*Exercise directions*. How many of the lines below include "title"? Give the number and no other words.

Records that describe figures:
* * *

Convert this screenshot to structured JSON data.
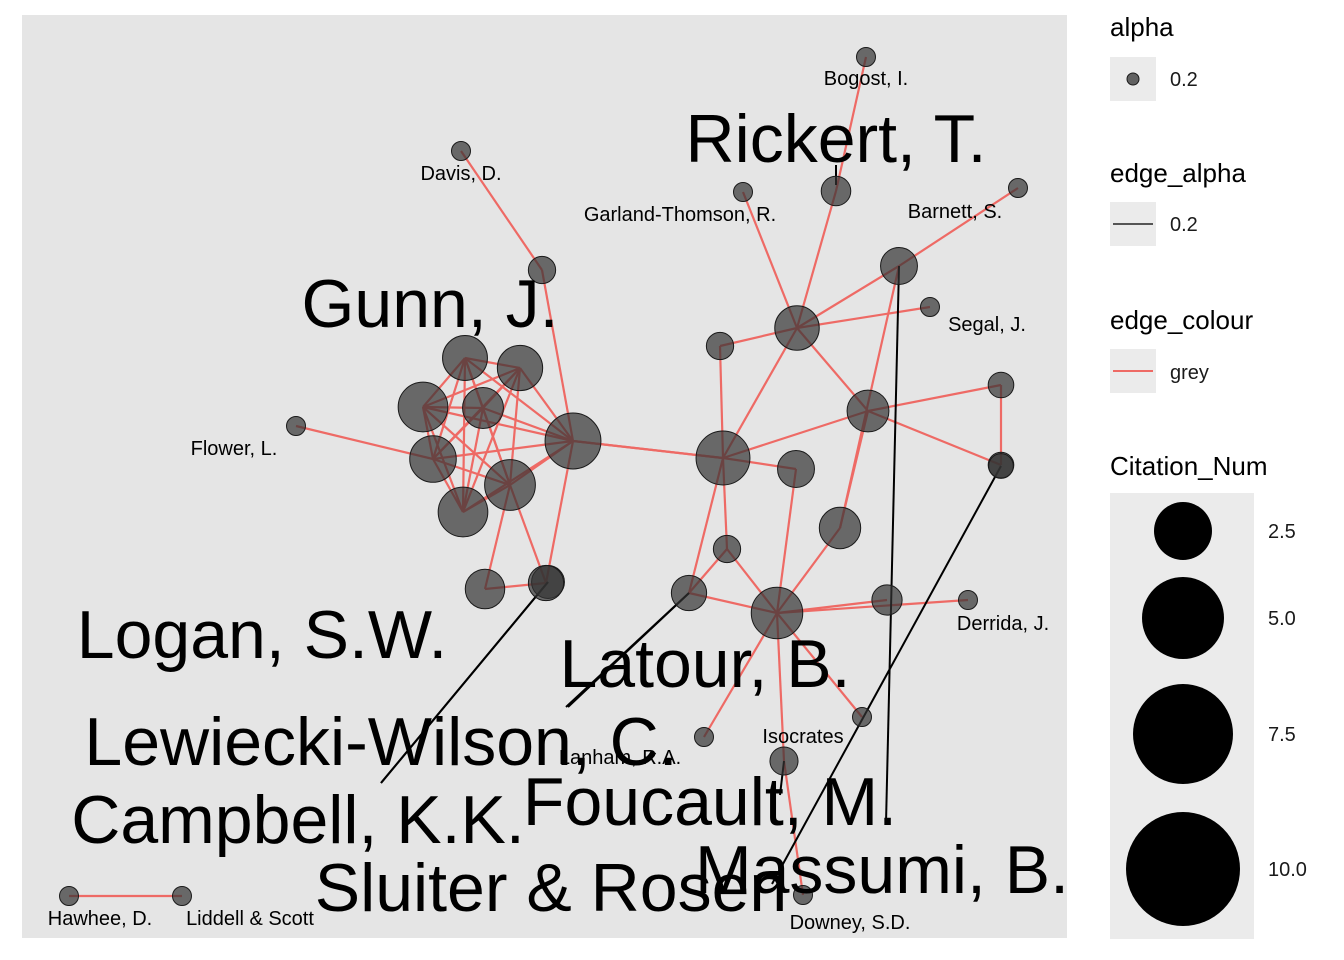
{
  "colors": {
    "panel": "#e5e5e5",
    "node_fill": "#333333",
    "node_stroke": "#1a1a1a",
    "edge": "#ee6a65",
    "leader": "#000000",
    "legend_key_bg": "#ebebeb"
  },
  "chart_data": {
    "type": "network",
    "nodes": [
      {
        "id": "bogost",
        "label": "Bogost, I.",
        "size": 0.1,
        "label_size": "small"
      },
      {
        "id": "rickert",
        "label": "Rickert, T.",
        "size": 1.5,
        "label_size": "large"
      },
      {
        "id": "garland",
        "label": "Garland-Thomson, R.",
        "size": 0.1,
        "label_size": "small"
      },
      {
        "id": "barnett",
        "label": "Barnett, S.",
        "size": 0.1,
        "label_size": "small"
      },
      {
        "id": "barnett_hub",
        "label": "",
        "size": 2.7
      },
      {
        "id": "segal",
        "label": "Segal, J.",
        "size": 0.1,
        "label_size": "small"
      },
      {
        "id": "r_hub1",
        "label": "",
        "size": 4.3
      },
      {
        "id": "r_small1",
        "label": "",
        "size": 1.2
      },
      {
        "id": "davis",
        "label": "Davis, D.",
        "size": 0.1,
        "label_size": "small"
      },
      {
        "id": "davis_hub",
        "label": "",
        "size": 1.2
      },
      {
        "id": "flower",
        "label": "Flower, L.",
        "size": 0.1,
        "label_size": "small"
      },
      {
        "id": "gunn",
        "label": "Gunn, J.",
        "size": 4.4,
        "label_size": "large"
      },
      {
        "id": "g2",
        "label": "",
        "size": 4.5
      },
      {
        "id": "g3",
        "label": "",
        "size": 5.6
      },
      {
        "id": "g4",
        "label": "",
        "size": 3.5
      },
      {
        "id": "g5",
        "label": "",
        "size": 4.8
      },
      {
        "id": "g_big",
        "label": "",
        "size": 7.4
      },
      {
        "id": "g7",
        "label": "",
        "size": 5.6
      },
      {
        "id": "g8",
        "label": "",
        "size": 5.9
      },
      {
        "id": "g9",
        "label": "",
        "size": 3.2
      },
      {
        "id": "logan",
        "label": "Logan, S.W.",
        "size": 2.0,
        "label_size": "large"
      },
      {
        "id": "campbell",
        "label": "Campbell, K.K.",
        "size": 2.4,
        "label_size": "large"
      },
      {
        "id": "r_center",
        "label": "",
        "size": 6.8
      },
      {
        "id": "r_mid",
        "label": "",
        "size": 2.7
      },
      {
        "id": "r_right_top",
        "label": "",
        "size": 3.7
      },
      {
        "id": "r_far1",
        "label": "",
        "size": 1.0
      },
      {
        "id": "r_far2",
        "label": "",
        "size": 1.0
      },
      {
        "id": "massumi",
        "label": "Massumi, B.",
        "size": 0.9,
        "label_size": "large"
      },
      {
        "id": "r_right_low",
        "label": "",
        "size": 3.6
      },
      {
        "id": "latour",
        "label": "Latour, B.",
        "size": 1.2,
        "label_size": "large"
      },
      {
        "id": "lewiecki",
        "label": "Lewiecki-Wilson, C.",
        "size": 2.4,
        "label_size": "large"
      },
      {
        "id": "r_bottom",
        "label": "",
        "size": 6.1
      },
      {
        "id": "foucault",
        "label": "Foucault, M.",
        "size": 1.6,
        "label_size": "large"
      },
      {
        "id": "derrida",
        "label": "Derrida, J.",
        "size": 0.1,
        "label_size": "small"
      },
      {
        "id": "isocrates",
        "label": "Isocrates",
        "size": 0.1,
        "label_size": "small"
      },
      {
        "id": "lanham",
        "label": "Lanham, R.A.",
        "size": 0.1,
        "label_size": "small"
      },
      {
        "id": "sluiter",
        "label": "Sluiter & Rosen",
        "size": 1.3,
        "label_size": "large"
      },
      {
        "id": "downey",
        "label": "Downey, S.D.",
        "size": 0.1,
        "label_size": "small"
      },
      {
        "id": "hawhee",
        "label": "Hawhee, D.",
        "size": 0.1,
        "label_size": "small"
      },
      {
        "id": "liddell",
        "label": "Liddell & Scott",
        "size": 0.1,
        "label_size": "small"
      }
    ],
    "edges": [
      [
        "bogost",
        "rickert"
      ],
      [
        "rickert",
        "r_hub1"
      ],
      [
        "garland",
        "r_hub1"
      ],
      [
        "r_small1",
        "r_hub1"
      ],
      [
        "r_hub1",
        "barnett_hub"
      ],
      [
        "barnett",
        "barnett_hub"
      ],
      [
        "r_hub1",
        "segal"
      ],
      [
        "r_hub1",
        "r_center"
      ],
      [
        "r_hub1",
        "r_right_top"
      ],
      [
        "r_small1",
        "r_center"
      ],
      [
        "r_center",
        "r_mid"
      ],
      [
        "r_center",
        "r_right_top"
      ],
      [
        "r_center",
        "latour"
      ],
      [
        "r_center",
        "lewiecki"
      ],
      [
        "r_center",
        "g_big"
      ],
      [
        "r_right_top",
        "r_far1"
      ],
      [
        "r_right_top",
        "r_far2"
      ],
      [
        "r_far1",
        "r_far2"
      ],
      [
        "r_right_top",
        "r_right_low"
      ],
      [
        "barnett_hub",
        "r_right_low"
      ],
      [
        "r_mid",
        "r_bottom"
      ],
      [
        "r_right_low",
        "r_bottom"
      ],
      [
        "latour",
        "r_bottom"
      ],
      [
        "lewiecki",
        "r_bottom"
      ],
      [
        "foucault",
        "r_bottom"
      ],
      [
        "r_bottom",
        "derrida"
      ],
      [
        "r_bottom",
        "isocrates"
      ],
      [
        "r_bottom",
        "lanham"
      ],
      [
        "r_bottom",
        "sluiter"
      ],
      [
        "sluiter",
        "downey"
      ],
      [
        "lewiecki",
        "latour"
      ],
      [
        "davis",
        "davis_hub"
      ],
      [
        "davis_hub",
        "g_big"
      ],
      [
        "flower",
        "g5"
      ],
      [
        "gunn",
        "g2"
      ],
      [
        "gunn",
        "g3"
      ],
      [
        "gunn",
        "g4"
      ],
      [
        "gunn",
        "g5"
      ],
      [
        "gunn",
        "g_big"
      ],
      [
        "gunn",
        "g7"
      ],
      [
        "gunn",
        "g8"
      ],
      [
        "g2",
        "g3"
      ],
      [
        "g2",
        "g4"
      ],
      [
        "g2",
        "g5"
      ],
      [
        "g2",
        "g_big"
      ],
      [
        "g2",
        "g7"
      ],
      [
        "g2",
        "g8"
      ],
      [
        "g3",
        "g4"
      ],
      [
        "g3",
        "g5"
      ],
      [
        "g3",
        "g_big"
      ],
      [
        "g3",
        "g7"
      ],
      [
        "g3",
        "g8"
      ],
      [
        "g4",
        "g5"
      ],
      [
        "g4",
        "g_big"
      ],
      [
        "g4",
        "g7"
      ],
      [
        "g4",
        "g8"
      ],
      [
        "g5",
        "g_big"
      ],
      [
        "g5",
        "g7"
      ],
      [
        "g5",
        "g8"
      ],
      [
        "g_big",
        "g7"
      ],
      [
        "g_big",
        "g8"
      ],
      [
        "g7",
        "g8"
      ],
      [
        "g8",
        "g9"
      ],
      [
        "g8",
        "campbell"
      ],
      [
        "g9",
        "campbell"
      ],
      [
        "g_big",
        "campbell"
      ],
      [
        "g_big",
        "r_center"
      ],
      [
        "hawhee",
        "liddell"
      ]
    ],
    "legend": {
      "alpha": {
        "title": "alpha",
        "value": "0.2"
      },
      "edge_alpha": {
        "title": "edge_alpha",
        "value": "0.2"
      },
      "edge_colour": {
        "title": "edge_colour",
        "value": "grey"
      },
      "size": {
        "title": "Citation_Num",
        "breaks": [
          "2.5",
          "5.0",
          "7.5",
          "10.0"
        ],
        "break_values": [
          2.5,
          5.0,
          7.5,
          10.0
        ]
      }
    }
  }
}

* * *

*Solution to this problem*. 4